* **The task**: All of the records listed below should be retyped exactly.

===== Supplied data =====

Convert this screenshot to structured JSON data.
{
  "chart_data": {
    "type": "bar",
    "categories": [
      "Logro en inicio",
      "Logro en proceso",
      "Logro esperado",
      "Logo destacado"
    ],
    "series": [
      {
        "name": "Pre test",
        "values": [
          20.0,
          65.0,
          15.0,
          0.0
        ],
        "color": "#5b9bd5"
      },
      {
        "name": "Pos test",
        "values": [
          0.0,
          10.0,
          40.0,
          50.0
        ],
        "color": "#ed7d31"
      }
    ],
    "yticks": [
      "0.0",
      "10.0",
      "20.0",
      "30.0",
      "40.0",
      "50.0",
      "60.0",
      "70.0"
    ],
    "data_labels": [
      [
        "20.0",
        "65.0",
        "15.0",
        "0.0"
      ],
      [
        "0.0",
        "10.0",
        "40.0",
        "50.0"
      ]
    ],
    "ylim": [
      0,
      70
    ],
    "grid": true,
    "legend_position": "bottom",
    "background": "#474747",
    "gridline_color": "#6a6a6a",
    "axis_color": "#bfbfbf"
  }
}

=====

* **Answer to the task**:
Convert this screenshot to structured JSON data.
{
  "chart_data": {
    "type": "bar",
    "categories": [
      "Logro en inicio",
      "Logro en proceso",
      "Logro esperado",
      "Logo destacado"
    ],
    "series": [
      {
        "name": "Pre test",
        "values": [
          20.0,
          65.0,
          15.0,
          0.0
        ],
        "color": "#5b9bd5"
      },
      {
        "name": "Pos test",
        "values": [
          0.0,
          10.0,
          40.0,
          50.0
        ],
        "color": "#ed7d31"
      }
    ],
    "yticks": [
      "0.0",
      "10.0",
      "20.0",
      "30.0",
      "40.0",
      "50.0",
      "60.0",
      "70.0"
    ],
    "data_labels": [
      [
        "20.0",
        "65.0",
        "15.0",
        "0.0"
      ],
      [
        "0.0",
        "10.0",
        "40.0",
        "50.0"
      ]
    ],
    "ylim": [
      0,
      70
    ],
    "grid": true,
    "legend_position": "bottom",
    "background": "#474747",
    "gridline_color": "#6a6a6a",
    "axis_color": "#bfbfbf"
  }
}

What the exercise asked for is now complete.